Stored data:
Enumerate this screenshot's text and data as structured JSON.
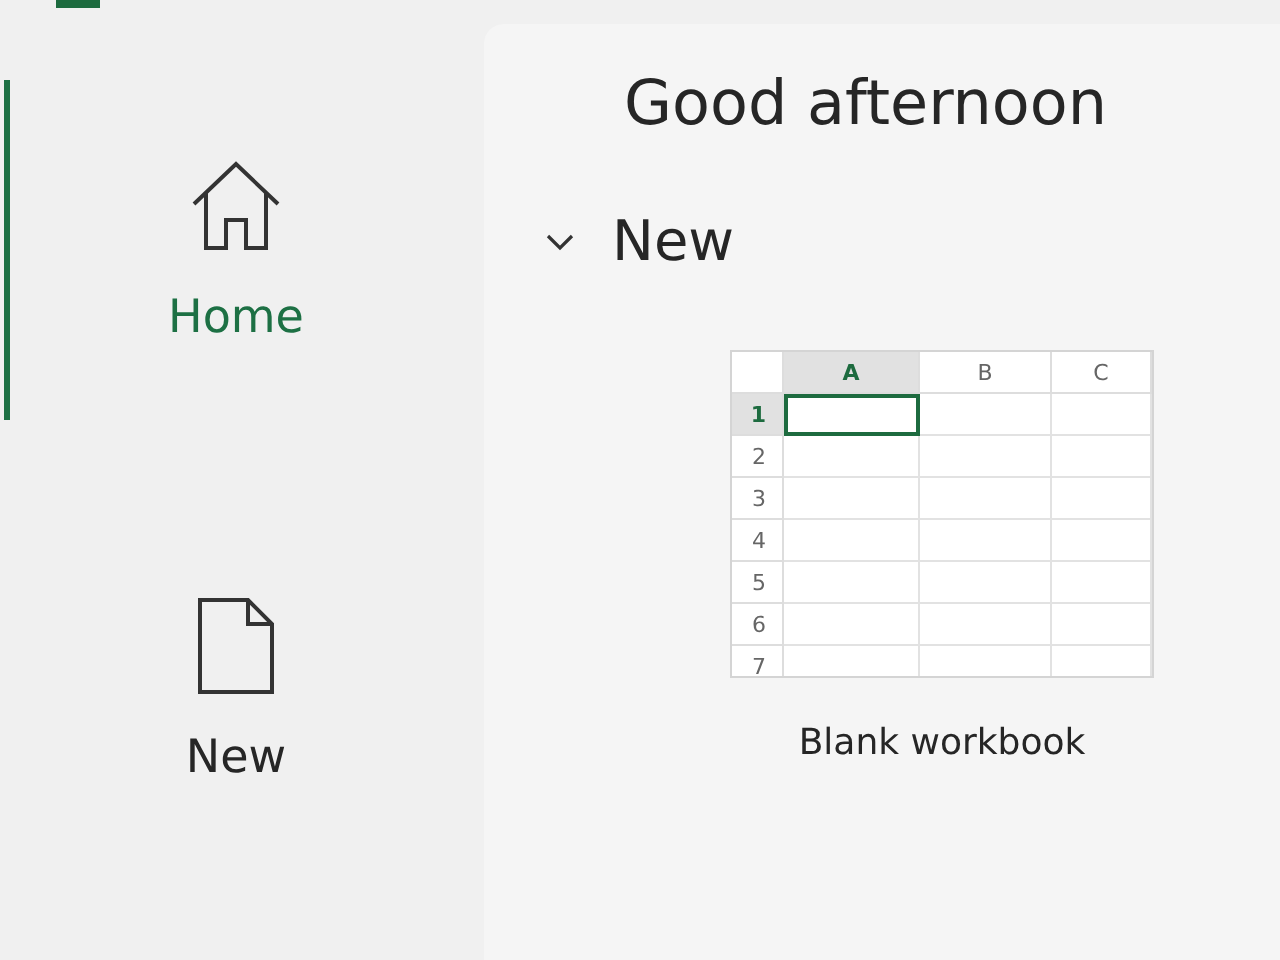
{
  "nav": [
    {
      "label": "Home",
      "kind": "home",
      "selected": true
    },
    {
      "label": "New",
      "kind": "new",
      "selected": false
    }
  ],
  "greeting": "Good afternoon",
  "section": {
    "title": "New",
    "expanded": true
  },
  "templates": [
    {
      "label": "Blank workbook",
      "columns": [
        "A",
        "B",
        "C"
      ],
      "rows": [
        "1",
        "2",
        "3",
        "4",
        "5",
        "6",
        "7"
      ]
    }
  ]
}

Task description:
Transcribe the entries above verbatim, omitting their pictures.

Complete output:
Enumerate this screenshot's text and data as structured JSON.
{
  "nav": [
    {
      "label": "Home",
      "kind": "home",
      "selected": true
    },
    {
      "label": "New",
      "kind": "new",
      "selected": false
    }
  ],
  "greeting": "Good afternoon",
  "section": {
    "title": "New",
    "expanded": true
  },
  "templates": [
    {
      "label": "Blank workbook",
      "columns": [
        "A",
        "B",
        "C"
      ],
      "rows": [
        "1",
        "2",
        "3",
        "4",
        "5",
        "6",
        "7"
      ]
    }
  ]
}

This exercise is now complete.